PROBLEM TO SOLVE: Which lines include the word "does"? Copy each of them.

RECORDS PROVIDED:

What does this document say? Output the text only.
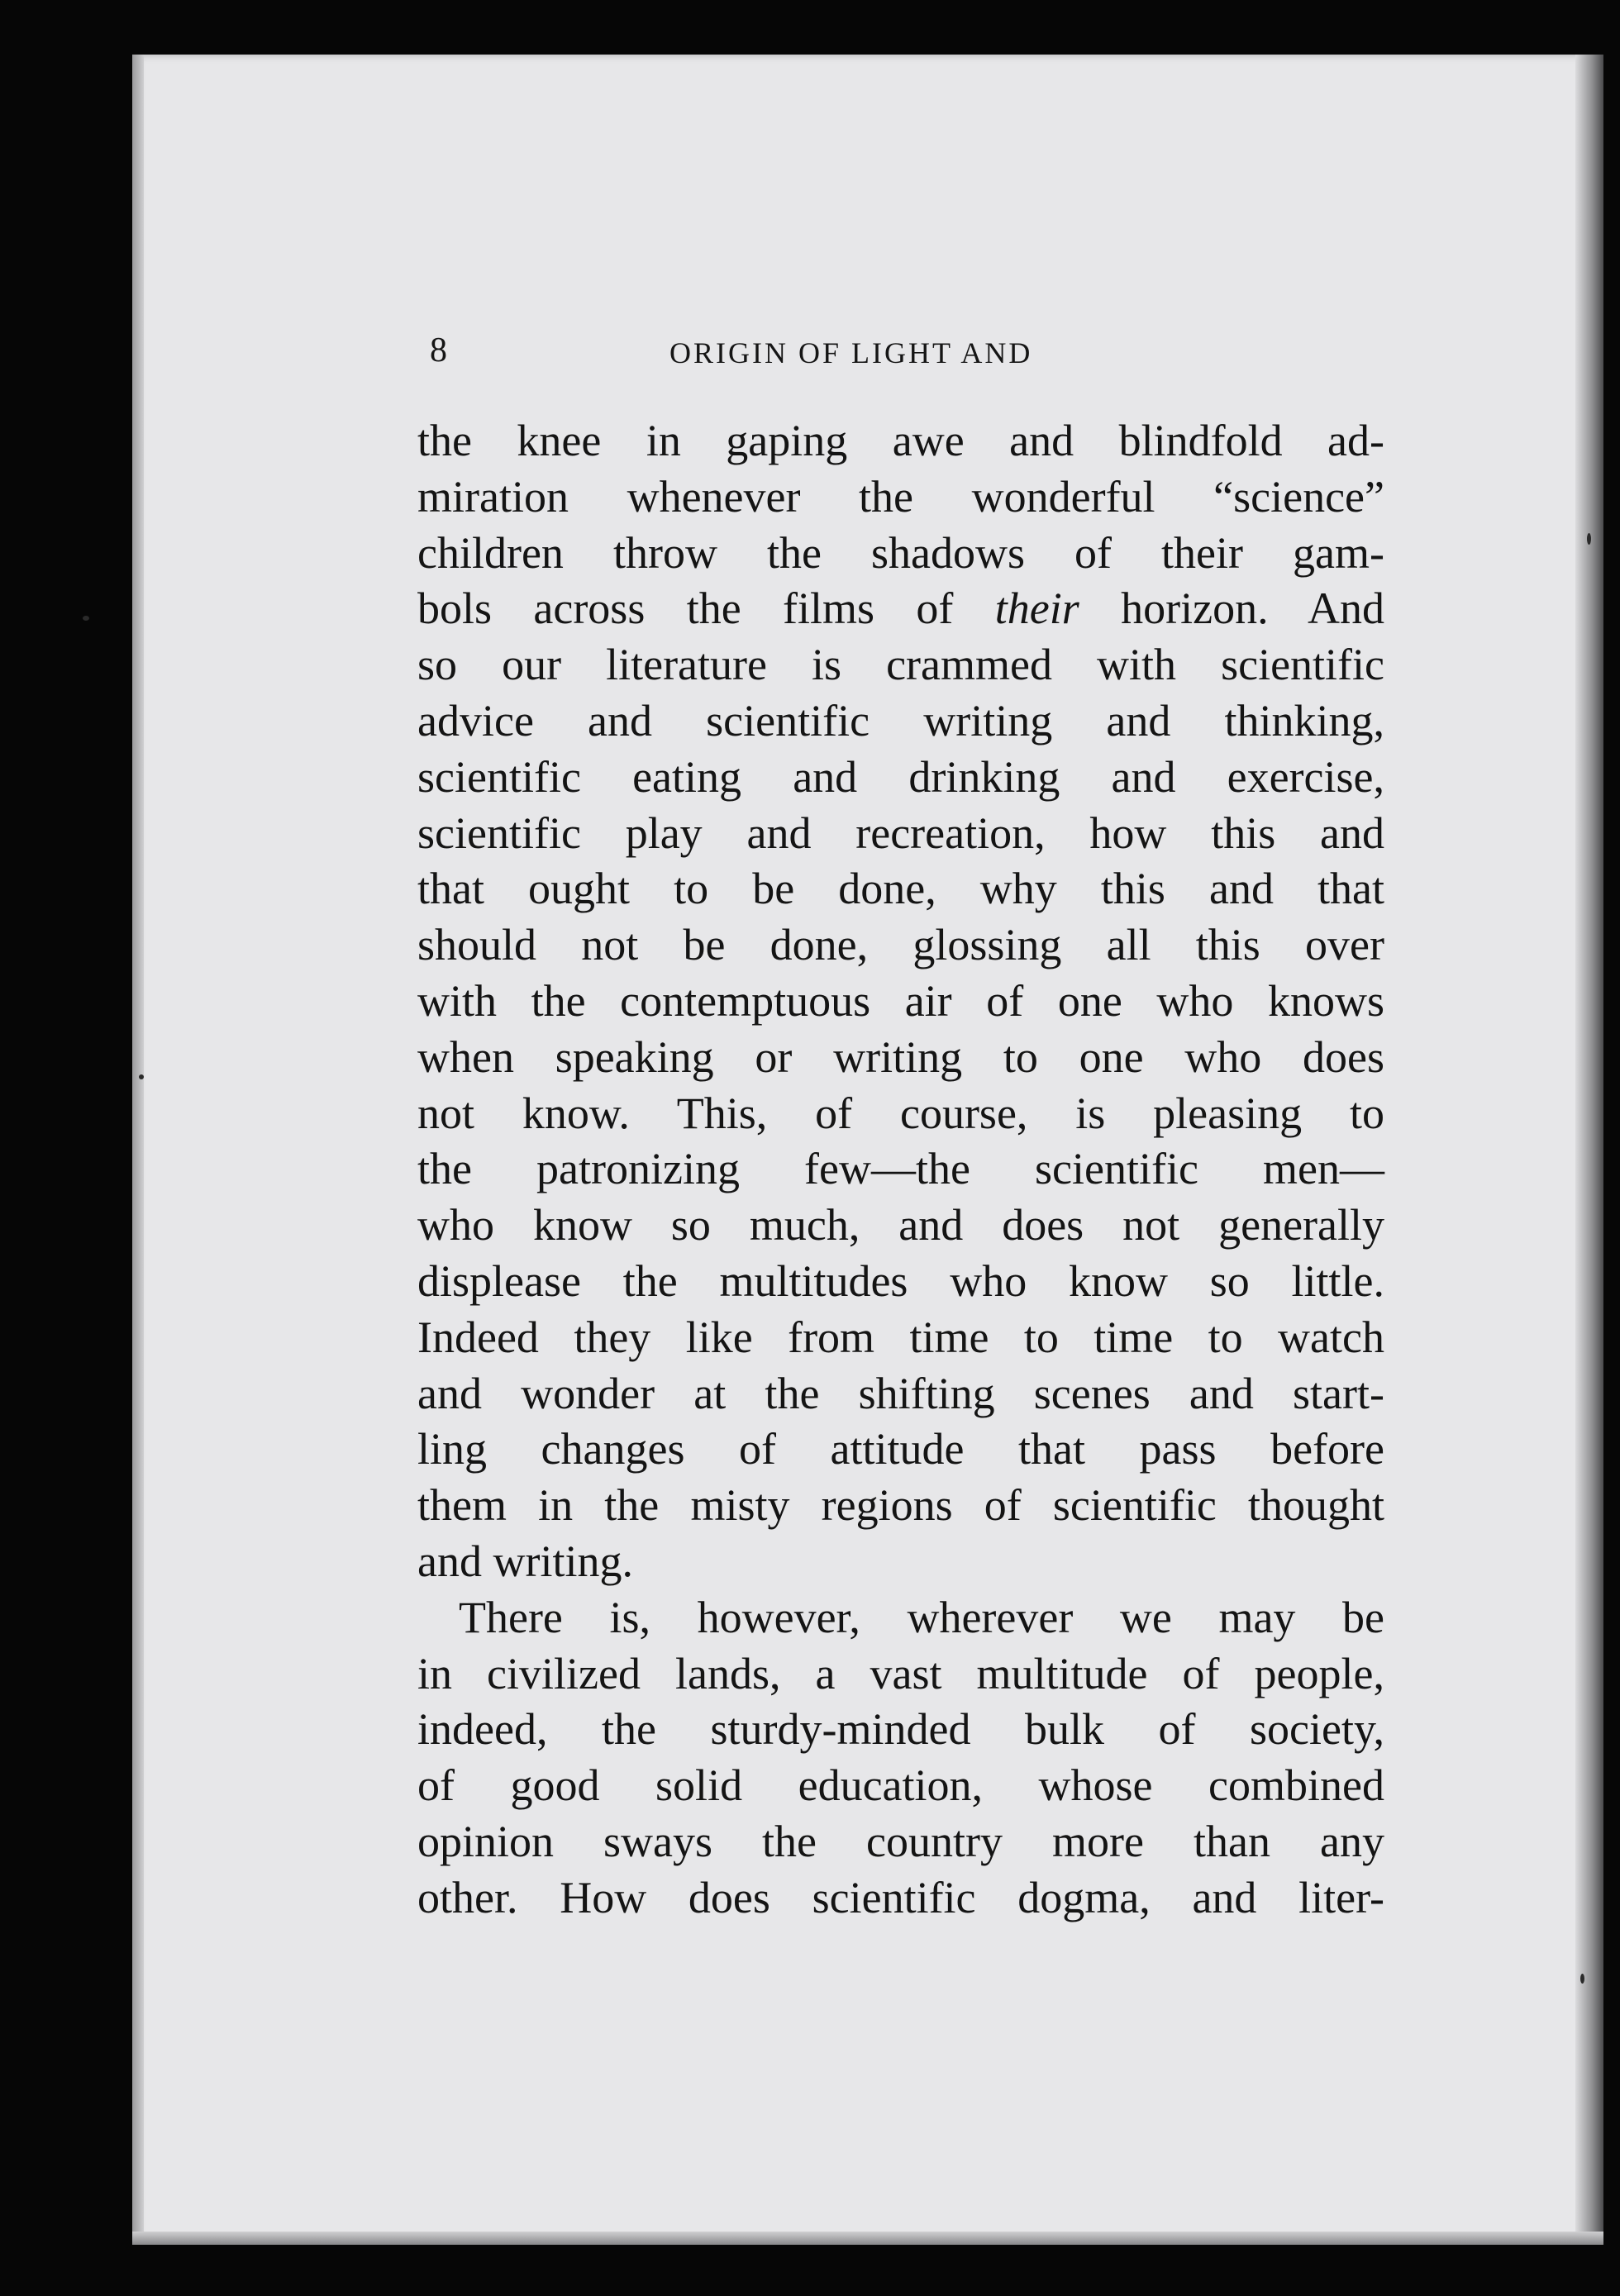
8	ORIGIN OF LIGHT AND
the knee in gaping awe and blindfold ad-
miration whenever the wonderful “science”
children throw the shadows of their gam-
bols across the films of their horizon. And
so our literature is crammed with scientific
advice and scientific writing and thinking,
scientific eating and drinking and exercise,
scientific play and recreation, how this and
that ought to be done, why this and that
should not be done, glossing all this over
with the contemptuous air of one who knows
when speaking or writing to one who does
not know. This, of course, is pleasing to
the patronizing few—the scientific men—
who know so much, and does not generally
displease the multitudes who know so little.
Indeed they like from time to time to watch
and wonder at the shifting scenes and start-
ling changes of attitude that pass before
them in the misty regions of scientific thought
and writing.
There is, however, wherever we may be
in civilized lands, a vast multitude of people,
indeed, the sturdy-minded bulk of society,
of good solid education, whose combined
opinion sways the country more than any
other. How does scientific dogma, and liter-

WRITTEN SOLUTION:
What does this document say? Output the text only.
when speaking or writing to one who does
who know so much, and does not generally
other. How does scientific dogma, and liter-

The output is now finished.